● Records provided:
== == ==

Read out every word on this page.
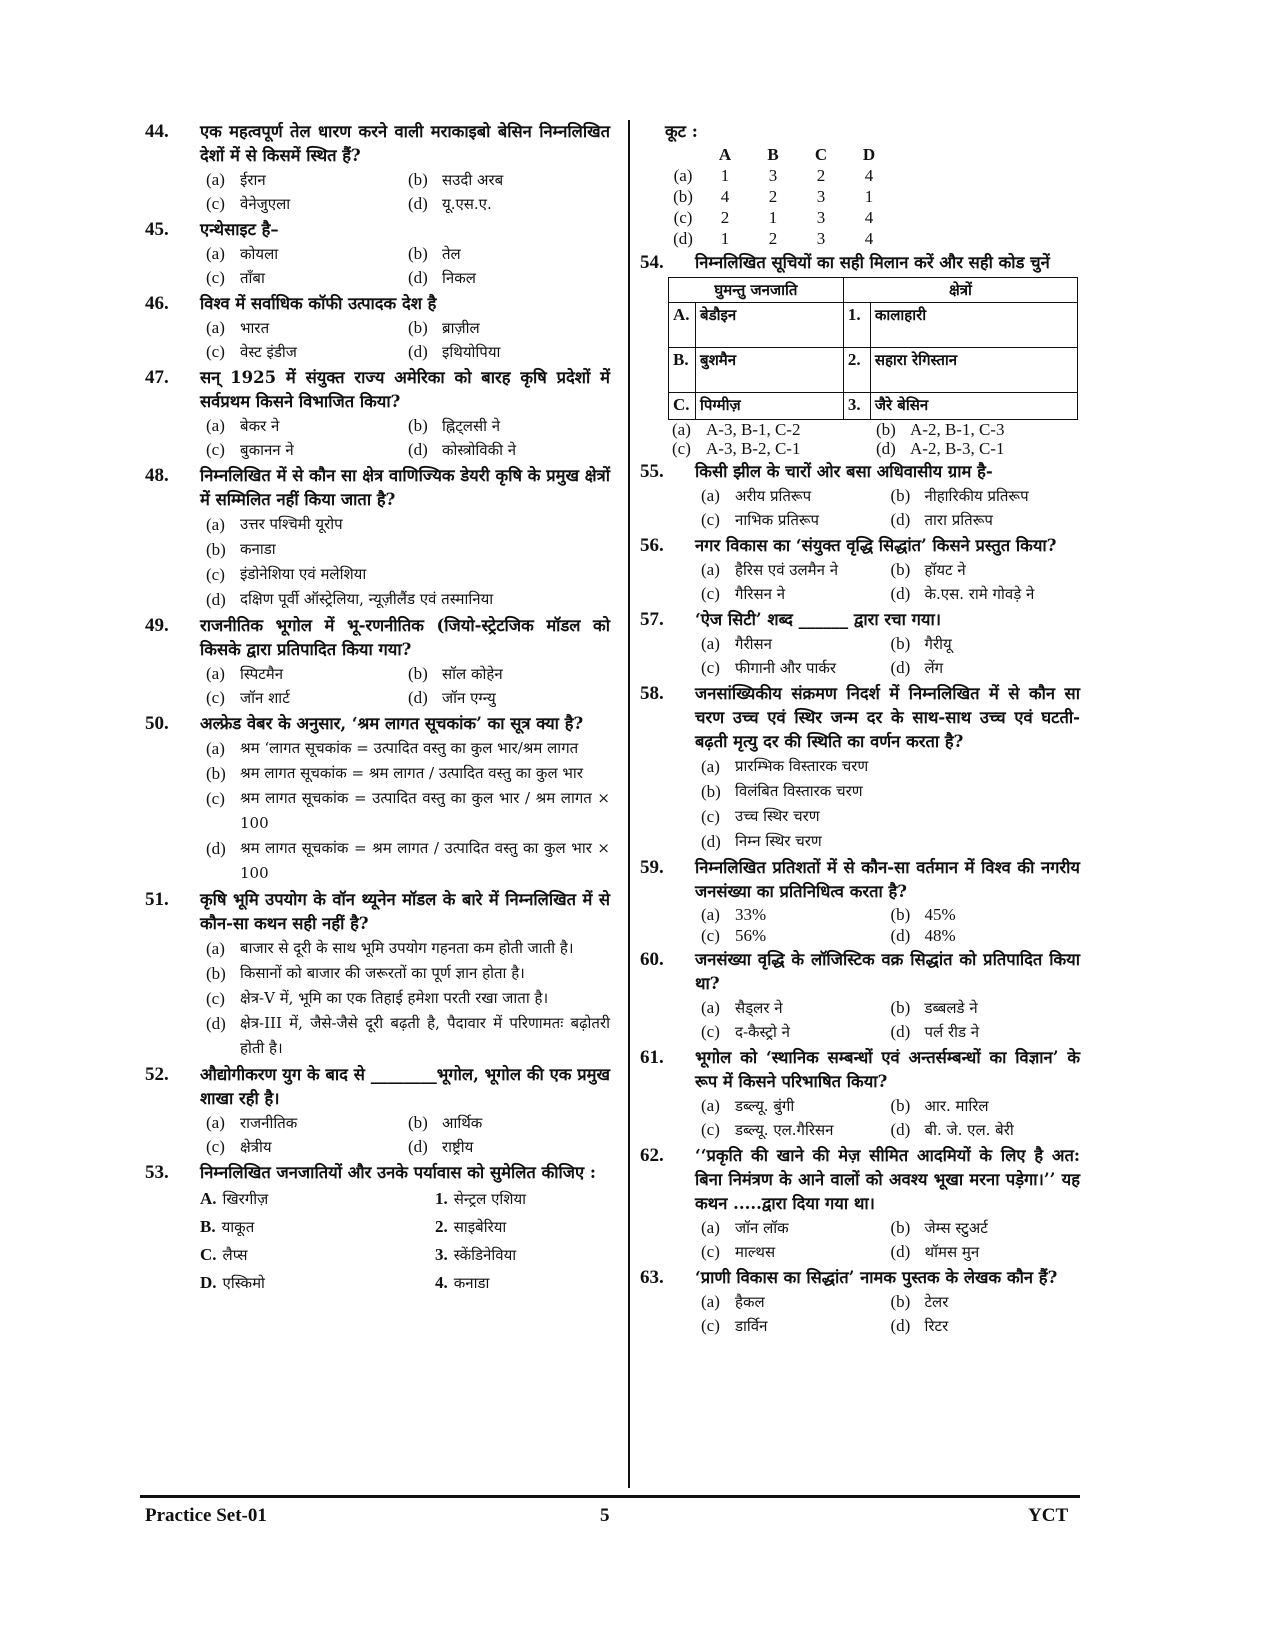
44. एक महत्वपूर्ण तेल धारण करने वाली मराकाइबो बेसिन निम्नलिखित देशों में से किसमें स्थित हैं?
(a)	ईरान	(b) सउदी अरब
(c)	वेनेजुएला	(d) यू.एस.ए.
45. एन्थेसाइट है–
(a)	कोयला	(b) तेल
(c)	ताँबा	(d) निकल
46. विश्व में सर्वाधिक कॉफी उत्पादक देश है
(a)	भारत	(b) ब्राज़ील
(c)	वेस्ट इंडीज	(d) इथियोपिया
47. सन् 1925 में संयुक्त राज्य अमेरिका को बारह कृषि प्रदेशों में सर्वप्रथम किसने विभाजित किया?
(a)	बेकर ने	(b) ह्निट्लसी ने
(c)	बुकानन ने	(d) कोस्त्रोविकी ने
48. निम्नलिखित में से कौन सा क्षेत्र वाणिज्यिक डेयरी कृषि के प्रमुख क्षेत्रों में सम्मिलित नहीं किया जाता है?
(a)	उत्तर पश्चिमी यूरोप
(b) कनाडा
(c)	इंडोनेशिया एवं मलेशिया
(d) दक्षिण पूर्वी ऑस्ट्रेलिया, न्यूज़ीलैंड एवं तस्मानिया
49. राजनीतिक भूगोल में भू-रणनीतिक (जियो-स्ट्रेटजिक मॉडल को किसके द्वारा प्रतिपादित किया गया?
(a)	स्पिटमैन	(b) सॉल कोहेन
(c)	जॉन शार्ट	(d) जॉन एग्न्यु
50. अल्फ्रेड वेबर के अनुसार, ‘श्रम लागत सूचकांक’ का सूत्र क्या है?
(a)	श्रम ‘लागत सूचकांक = उत्पादित वस्तु का कुल भार/श्रम लागत
(b) श्रम लागत सूचकांक = श्रम लागत / उत्पादित वस्तु का कुल भार
(c)	श्रम लागत सूचकांक = उत्पादित वस्तु का कुल भार / श्रम लागत × 100
(d) श्रम लागत सूचकांक = श्रम लागत / उत्पादित वस्तु का कुल भार × 100
51. कृषि भूमि उपयोग के वॉन थ्यूनेन मॉडल के बारे में निम्नलिखित में से कौन-सा कथन सही नहीं है?
(a)	बाजार से दूरी के साथ भूमि उपयोग गहनता कम होती जाती है।
(b) किसानों को बाजार की जरूरतों का पूर्ण ज्ञान होता है।
(c)	क्षेत्र-V में, भूमि का एक तिहाई हमेशा परती रखा जाता है।
(d) क्षेत्र-III में, जैसे-जैसे दूरी बढ़ती है, पैदावार में परिणामतः बढ़ोतरी होती है।
52. औद्योगीकरण युग के बाद से ________भूगोल, भूगोल की एक प्रमुख शाखा रही है।
(a)	राजनीतिक	(b) आर्थिक
(c)	क्षेत्रीय	(d) राष्ट्रीय
53. निम्नलिखित जनजातियों और उनके पर्यावास को सुमेलित कीजिए :
A. खिरगीज़	1. सेन्ट्रल एशिया
B. याकूत	2. साइबेरिया
C. लैप्स	3. स्केंडिनेविया
D. एस्किमो	4. कनाडा
कूट :
A	B	C	D
(a)	1	3	2	4
(b)	4	2	3	1
(c)	2	1	3	4
(d)	1	2	3	4
54. निम्नलिखित सूचियों का सही मिलान करें और सही कोड चुनें
घुमन्तु जनजाति		क्षेत्रों	
A.	बेडौइन	1.	कालाहारी
B.	बुशमैन	2.	सहारा रेगिस्तान
C.	पिग्मीज़	3.	जैरे बेसिन
(a) A-3, B-1, C-2	(b) A-2, B-1, C-3
(c) A-3, B-2, C-1	(d) A-2, B-3, C-1
55. किसी झील के चारों ओर बसा अधिवासीय ग्राम है-
(a)	अरीय प्रतिरूप	(b) नीहारिकीय प्रतिरूप
(c)	नाभिक प्रतिरूप	(d) तारा प्रतिरूप
56. नगर विकास का ‘संयुक्त वृद्धि सिद्धांत’ किसने प्रस्तुत किया?
(a)	हैरिस एवं उलमैन ने	(b) हॉयट ने
(c)	गैरिसन ने	(d) के.एस. रामे गोवड़े ने
57. ‘ऐज सिटी’ शब्द ______ द्वारा रचा गया।
(a)	गैरीसन	(b) गैरीयू
(c)	फीगानी और पार्कर	(d) लेंग
58. जनसांख्यिकीय संक्रमण निदर्श में निम्नलिखित में से कौन सा चरण उच्च एवं स्थिर जन्म दर के साथ-साथ उच्च एवं घटती-बढ़ती मृत्यु दर की स्थिति का वर्णन करता है?
(a)	प्रारम्भिक विस्तारक चरण
(b) विलंबित विस्तारक चरण
(c)	उच्च स्थिर चरण
(d) निम्न स्थिर चरण
59. निम्नलिखित प्रतिशतों में से कौन-सा वर्तमान में विश्व की नगरीय जनसंख्या का प्रतिनिधित्व करता है?
(a) 33%	(b) 45%
(c) 56%	(d) 48%
60. जनसंख्या वृद्धि के लॉजिस्टिक वक्र सिद्धांत को प्रतिपादित किया था?
(a)	सैड्लर ने	(b) डब्बलडे ने
(c)	द-कैस्ट्रो ने	(d) पर्ल रीड ने
61. भूगोल को ‘स्थानिक सम्बन्धों एवं अन्तर्सम्बन्धों का विज्ञान’ के रूप में किसने परिभाषित किया?
(a)	डब्ल्यू. बुंगी	(b) आर. मारिल
(c)	डब्ल्यू. एल.गैरिसन	(d) बी. जे. एल. बेरी
62. ‘‘प्रकृति की खाने की मेज़ सीमित आदमियों के लिए है अत: बिना निमंत्रण के आने वालों को अवश्य भूखा मरना पड़ेगा।’’ यह कथन .....द्वारा दिया गया था।
(a)	जॉन लॉक	(b) जेम्स स्टुअर्ट
(c)	माल्थस	(d) थॉमस मुन
63. ‘प्राणी विकास का सिद्धांत’ नामक पुस्तक के लेखक कौन हैं?
(a)	हैकल	(b) टेलर
(c)	डार्विन	(d) रिटर
Practice Set-01	5	YCT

== == ==

● Stated goal:
Without the images, write out each line of the data verbatim.

● Right answer:
Read out every word on this page.
44. एक महत्वपूर्ण तेल धारण करने वाली मराकाइबो बेसिन निम्नलिखित देशों में से किसमें स्थित हैं?
(a)	ईरान	(b) सउदी अरब
(c)	वेनेजुएला	(d) यू.एस.ए.
45. एन्थेसाइट है–
(a)	कोयला	(b) तेल
(c)	ताँबा	(d) निकल
46. विश्व में सर्वाधिक कॉफी उत्पादक देश है
(a)	भारत	(b) ब्राज़ील
(c)	वेस्ट इंडीज	(d) इथियोपिया
47. सन् 1925 में संयुक्त राज्य अमेरिका को बारह कृषि प्रदेशों में सर्वप्रथम किसने विभाजित किया?
(a)	बेकर ने	(b) ह्निट्लसी ने
(c)	बुकानन ने	(d) कोस्त्रोविकी ने
48. निम्नलिखित में से कौन सा क्षेत्र वाणिज्यिक डेयरी कृषि के प्रमुख क्षेत्रों में सम्मिलित नहीं किया जाता है?
(a)	उत्तर पश्चिमी यूरोप
(b) कनाडा
(c)	इंडोनेशिया एवं मलेशिया
(d) दक्षिण पूर्वी ऑस्ट्रेलिया, न्यूज़ीलैंड एवं तस्मानिया
49. राजनीतिक भूगोल में भू-रणनीतिक (जियो-स्ट्रेटजिक मॉडल को किसके द्वारा प्रतिपादित किया गया?
(a)	स्पिटमैन	(b) सॉल कोहेन
(c)	जॉन शार्ट	(d) जॉन एग्न्यु
50. अल्फ्रेड वेबर के अनुसार, ‘श्रम लागत सूचकांक’ का सूत्र क्या है?
(a)	श्रम ‘लागत सूचकांक = उत्पादित वस्तु का कुल भार/श्रम लागत
(b) श्रम लागत सूचकांक = श्रम लागत / उत्पादित वस्तु का कुल भार
(c)	श्रम लागत सूचकांक = उत्पादित वस्तु का कुल भार / श्रम लागत × 100
(d) श्रम लागत सूचकांक = श्रम लागत / उत्पादित वस्तु का कुल भार × 100
51. कृषि भूमि उपयोग के वॉन थ्यूनेन मॉडल के बारे में निम्नलिखित में से कौन-सा कथन सही नहीं है?
(a)	बाजार से दूरी के साथ भूमि उपयोग गहनता कम होती जाती है।
(b) किसानों को बाजार की जरूरतों का पूर्ण ज्ञान होता है।
(c)	क्षेत्र-V में, भूमि का एक तिहाई हमेशा परती रखा जाता है।
(d) क्षेत्र-III में, जैसे-जैसे दूरी बढ़ती है, पैदावार में परिणामतः बढ़ोतरी होती है।
52. औद्योगीकरण युग के बाद से ________भूगोल, भूगोल की एक प्रमुख शाखा रही है।
(a)	राजनीतिक	(b) आर्थिक
(c)	क्षेत्रीय	(d) राष्ट्रीय
53. निम्नलिखित जनजातियों और उनके पर्यावास को सुमेलित कीजिए :
A. खिरगीज़	1. सेन्ट्रल एशिया
B. याकूत	2. साइबेरिया
C. लैप्स	3. स्केंडिनेविया
D. एस्किमो	4. कनाडा
कूट :
A	B	C	D
(a)	1	3	2	4
(b)	4	2	3	1
(c)	2	1	3	4
(d)	1	2	3	4
54. निम्नलिखित सूचियों का सही मिलान करें और सही कोड चुनें
घुमन्तु जनजाति		क्षेत्रों	
A.	बेडौइन	1.	कालाहारी
B.	बुशमैन	2.	सहारा रेगिस्तान
C.	पिग्मीज़	3.	जैरे बेसिन
(a) A-3, B-1, C-2	(b) A-2, B-1, C-3
(c) A-3, B-2, C-1	(d) A-2, B-3, C-1
55. किसी झील के चारों ओर बसा अधिवासीय ग्राम है-
(a)	अरीय प्रतिरूप	(b) नीहारिकीय प्रतिरूप
(c)	नाभिक प्रतिरूप	(d) तारा प्रतिरूप
56. नगर विकास का ‘संयुक्त वृद्धि सिद्धांत’ किसने प्रस्तुत किया?
(a)	हैरिस एवं उलमैन ने	(b) हॉयट ने
(c)	गैरिसन ने	(d) के.एस. रामे गोवड़े ने
57. ‘ऐज सिटी’ शब्द ______ द्वारा रचा गया।
(a)	गैरीसन	(b) गैरीयू
(c)	फीगानी और पार्कर	(d) लेंग
58. जनसांख्यिकीय संक्रमण निदर्श में निम्नलिखित में से कौन सा चरण उच्च एवं स्थिर जन्म दर के साथ-साथ उच्च एवं घटती-बढ़ती मृत्यु दर की स्थिति का वर्णन करता है?
(a)	प्रारम्भिक विस्तारक चरण
(b) विलंबित विस्तारक चरण
(c)	उच्च स्थिर चरण
(d) निम्न स्थिर चरण
59. निम्नलिखित प्रतिशतों में से कौन-सा वर्तमान में विश्व की नगरीय जनसंख्या का प्रतिनिधित्व करता है?
(a) 33%	(b) 45%
(c) 56%	(d) 48%
60. जनसंख्या वृद्धि के लॉजिस्टिक वक्र सिद्धांत को प्रतिपादित किया था?
(a)	सैड्लर ने	(b) डब्बलडे ने
(c)	द-कैस्ट्रो ने	(d) पर्ल रीड ने
61. भूगोल को ‘स्थानिक सम्बन्धों एवं अन्तर्सम्बन्धों का विज्ञान’ के रूप में किसने परिभाषित किया?
(a)	डब्ल्यू. बुंगी	(b) आर. मारिल
(c)	डब्ल्यू. एल.गैरिसन	(d) बी. जे. एल. बेरी
62. ‘‘प्रकृति की खाने की मेज़ सीमित आदमियों के लिए है अत: बिना निमंत्रण के आने वालों को अवश्य भूखा मरना पड़ेगा।’’ यह कथन .....द्वारा दिया गया था।
(a)	जॉन लॉक	(b) जेम्स स्टुअर्ट
(c)	माल्थस	(d) थॉमस मुन
63. ‘प्राणी विकास का सिद्धांत’ नामक पुस्तक के लेखक कौन हैं?
(a)	हैकल	(b) टेलर
(c)	डार्विन	(d) रिटर
Practice Set-01	5	YCT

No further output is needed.